• _What the task requires_
Every line below that holds the string "spectrum" should be copied out.

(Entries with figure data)
○ ○ ○ ○ ○
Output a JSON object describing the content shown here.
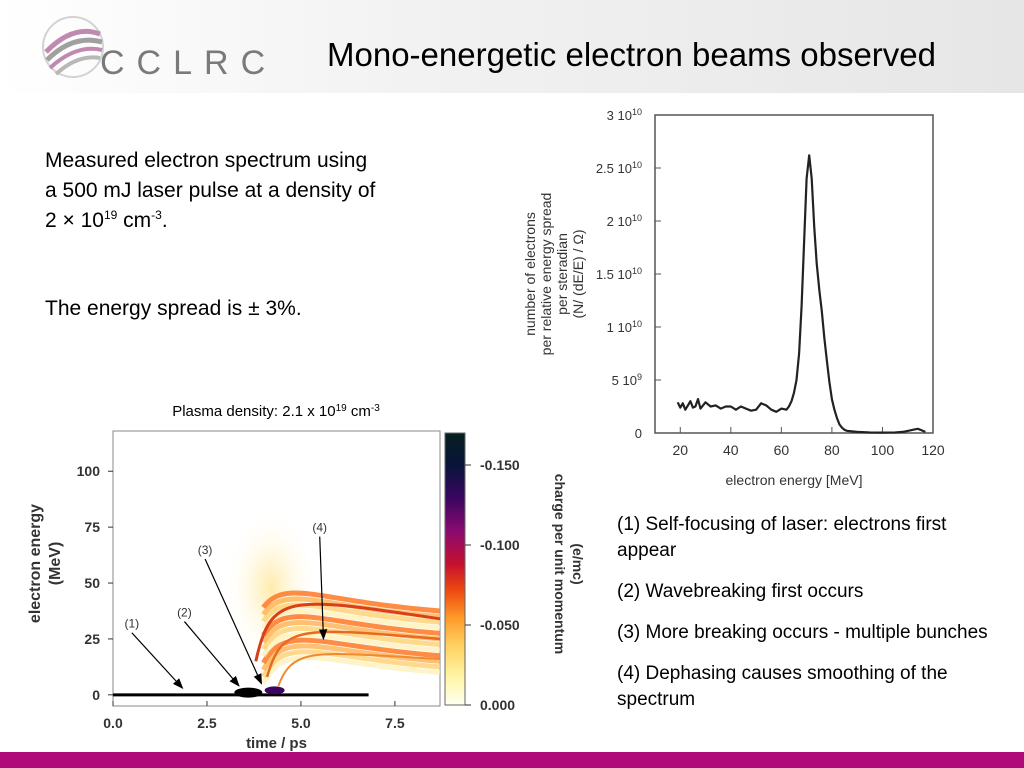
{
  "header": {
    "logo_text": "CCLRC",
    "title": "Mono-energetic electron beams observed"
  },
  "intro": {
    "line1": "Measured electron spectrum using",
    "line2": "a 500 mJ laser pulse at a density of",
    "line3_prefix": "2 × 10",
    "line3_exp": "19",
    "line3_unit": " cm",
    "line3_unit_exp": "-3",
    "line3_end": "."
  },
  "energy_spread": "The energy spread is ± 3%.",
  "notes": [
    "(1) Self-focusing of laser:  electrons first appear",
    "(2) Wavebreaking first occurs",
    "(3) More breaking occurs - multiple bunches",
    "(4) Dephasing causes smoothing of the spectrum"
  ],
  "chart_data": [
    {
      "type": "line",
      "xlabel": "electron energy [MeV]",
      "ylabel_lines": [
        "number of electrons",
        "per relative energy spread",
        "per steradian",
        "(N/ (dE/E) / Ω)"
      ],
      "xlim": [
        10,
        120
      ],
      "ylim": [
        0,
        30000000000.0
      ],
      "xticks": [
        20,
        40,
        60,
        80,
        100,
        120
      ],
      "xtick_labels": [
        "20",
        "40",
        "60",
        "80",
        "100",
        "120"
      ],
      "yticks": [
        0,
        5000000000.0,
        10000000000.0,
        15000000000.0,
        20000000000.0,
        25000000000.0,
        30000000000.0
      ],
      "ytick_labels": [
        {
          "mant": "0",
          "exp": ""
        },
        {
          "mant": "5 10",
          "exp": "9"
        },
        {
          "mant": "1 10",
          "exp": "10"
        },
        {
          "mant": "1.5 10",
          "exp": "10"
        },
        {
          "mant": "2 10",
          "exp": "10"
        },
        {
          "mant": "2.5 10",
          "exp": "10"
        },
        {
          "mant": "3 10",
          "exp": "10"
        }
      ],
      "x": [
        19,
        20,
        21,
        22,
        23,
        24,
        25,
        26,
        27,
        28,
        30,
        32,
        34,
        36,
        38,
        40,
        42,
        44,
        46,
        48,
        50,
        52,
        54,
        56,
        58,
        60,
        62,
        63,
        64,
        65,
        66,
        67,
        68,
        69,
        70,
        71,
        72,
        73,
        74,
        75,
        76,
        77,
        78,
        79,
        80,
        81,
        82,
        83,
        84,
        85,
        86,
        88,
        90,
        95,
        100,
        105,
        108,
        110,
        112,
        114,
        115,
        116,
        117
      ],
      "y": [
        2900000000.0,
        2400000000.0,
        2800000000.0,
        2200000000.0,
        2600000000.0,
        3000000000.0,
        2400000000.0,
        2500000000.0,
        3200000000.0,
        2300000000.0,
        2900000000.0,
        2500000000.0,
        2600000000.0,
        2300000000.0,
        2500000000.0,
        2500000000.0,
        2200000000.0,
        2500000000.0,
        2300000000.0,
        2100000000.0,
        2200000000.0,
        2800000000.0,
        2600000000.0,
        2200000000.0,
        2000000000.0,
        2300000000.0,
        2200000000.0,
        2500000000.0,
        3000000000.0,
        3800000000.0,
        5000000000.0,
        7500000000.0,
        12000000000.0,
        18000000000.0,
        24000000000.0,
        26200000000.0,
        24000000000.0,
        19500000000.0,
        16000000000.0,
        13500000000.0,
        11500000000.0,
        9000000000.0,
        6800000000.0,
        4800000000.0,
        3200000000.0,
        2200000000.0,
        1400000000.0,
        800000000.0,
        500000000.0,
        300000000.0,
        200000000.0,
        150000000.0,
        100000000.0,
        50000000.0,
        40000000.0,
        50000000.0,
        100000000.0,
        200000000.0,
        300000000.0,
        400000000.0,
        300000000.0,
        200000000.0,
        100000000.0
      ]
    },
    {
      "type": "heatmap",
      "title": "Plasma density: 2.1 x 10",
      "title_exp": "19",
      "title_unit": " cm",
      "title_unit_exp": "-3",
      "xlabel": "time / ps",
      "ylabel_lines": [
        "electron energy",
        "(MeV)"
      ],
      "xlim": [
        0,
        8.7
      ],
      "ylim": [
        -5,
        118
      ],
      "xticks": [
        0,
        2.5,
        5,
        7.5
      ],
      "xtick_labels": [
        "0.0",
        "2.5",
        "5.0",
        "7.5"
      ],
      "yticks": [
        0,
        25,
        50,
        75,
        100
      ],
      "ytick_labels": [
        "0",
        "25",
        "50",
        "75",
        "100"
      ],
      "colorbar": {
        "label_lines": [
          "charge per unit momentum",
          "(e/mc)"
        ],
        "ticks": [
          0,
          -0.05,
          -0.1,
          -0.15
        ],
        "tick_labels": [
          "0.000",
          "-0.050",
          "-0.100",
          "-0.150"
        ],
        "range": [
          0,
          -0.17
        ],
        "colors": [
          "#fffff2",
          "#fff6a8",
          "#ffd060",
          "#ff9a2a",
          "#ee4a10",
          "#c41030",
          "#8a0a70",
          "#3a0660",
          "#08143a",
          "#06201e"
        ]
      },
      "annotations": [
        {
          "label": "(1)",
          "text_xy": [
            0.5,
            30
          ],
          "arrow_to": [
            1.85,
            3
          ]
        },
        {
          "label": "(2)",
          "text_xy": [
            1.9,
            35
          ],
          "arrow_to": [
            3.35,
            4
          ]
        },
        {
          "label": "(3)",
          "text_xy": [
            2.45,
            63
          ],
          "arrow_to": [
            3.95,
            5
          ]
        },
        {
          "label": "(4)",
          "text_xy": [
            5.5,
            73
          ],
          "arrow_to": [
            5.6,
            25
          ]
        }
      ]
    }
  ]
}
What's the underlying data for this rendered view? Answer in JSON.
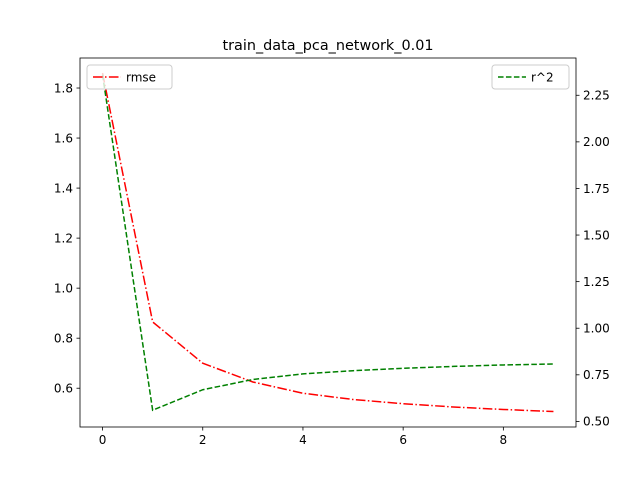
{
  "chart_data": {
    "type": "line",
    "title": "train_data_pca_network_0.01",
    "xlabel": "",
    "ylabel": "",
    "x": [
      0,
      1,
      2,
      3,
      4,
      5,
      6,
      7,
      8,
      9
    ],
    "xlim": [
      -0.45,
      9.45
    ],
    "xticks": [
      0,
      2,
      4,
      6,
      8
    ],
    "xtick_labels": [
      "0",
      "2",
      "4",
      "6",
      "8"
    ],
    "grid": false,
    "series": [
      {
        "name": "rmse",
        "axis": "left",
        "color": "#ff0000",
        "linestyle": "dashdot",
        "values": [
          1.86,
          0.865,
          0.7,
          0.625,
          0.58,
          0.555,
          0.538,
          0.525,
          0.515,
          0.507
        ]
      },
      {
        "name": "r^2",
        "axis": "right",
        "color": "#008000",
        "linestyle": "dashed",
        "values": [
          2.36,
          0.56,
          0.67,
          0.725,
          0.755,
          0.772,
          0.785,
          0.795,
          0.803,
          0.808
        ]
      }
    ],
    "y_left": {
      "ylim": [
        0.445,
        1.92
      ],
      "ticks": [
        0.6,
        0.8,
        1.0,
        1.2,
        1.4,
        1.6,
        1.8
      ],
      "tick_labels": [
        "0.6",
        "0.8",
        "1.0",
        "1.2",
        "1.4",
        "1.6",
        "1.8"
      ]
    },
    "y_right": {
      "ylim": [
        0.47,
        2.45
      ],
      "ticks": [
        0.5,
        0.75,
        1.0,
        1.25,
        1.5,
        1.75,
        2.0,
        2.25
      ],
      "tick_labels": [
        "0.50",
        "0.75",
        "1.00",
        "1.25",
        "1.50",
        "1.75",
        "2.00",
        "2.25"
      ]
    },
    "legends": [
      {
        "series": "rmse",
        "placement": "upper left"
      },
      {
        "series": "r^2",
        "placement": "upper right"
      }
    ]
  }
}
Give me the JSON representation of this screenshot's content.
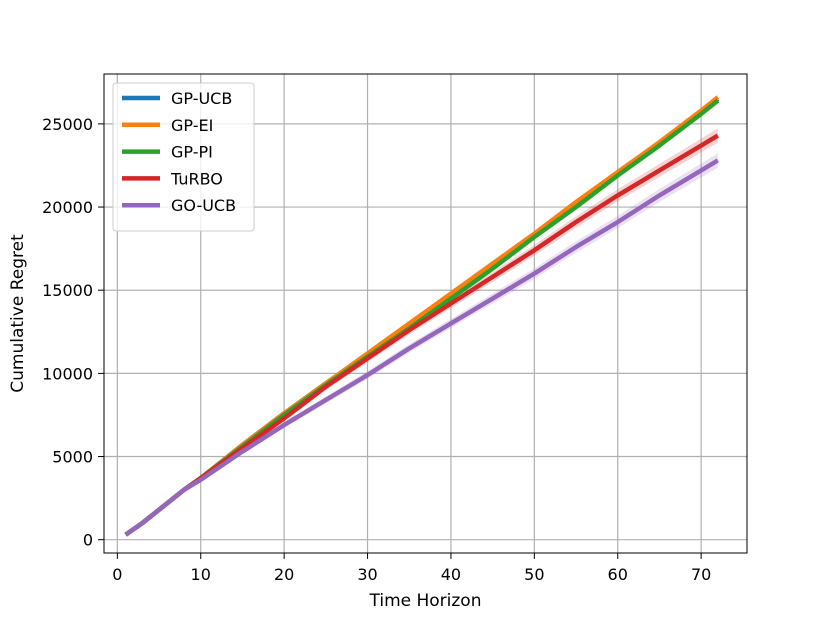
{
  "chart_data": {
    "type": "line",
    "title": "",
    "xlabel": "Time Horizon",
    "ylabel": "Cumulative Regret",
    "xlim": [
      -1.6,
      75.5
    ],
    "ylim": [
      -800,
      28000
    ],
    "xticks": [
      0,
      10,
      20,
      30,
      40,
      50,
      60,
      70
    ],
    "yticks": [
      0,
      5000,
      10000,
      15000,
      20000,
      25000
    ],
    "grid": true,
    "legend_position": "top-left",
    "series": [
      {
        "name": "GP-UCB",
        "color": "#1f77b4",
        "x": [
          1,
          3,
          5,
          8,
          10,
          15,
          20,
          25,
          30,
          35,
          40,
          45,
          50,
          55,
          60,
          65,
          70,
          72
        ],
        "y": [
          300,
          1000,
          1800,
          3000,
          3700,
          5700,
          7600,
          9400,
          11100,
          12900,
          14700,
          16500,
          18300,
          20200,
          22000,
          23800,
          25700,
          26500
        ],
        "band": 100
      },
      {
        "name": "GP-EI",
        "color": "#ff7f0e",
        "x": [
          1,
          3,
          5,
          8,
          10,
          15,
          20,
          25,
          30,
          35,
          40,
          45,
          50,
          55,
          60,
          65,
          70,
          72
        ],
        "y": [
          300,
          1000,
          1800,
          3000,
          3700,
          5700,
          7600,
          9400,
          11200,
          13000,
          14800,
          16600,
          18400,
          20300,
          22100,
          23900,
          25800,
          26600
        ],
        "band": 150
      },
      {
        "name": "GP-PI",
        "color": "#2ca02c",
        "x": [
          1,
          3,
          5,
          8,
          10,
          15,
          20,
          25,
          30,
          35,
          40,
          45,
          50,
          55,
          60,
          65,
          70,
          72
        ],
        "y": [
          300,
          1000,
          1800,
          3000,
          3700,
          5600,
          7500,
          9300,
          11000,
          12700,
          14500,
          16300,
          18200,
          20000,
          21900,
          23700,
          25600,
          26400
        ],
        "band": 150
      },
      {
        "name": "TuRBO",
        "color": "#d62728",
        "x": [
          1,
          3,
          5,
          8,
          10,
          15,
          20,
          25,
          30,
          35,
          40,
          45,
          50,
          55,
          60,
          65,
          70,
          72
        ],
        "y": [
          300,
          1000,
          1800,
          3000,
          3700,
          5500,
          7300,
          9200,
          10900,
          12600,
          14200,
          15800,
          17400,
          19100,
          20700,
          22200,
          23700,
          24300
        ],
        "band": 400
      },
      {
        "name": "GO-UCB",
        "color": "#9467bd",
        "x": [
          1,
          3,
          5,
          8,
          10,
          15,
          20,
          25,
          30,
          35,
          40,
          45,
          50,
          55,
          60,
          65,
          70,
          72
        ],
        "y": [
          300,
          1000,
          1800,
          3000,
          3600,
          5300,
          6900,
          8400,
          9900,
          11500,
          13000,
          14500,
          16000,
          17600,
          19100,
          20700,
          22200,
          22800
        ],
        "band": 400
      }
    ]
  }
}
○ ○ ○ ○ ○
• _Task response_
    "line1": "Measured electron spectrum using",
    "(4) Dephasing causes smoothing of the spectrum"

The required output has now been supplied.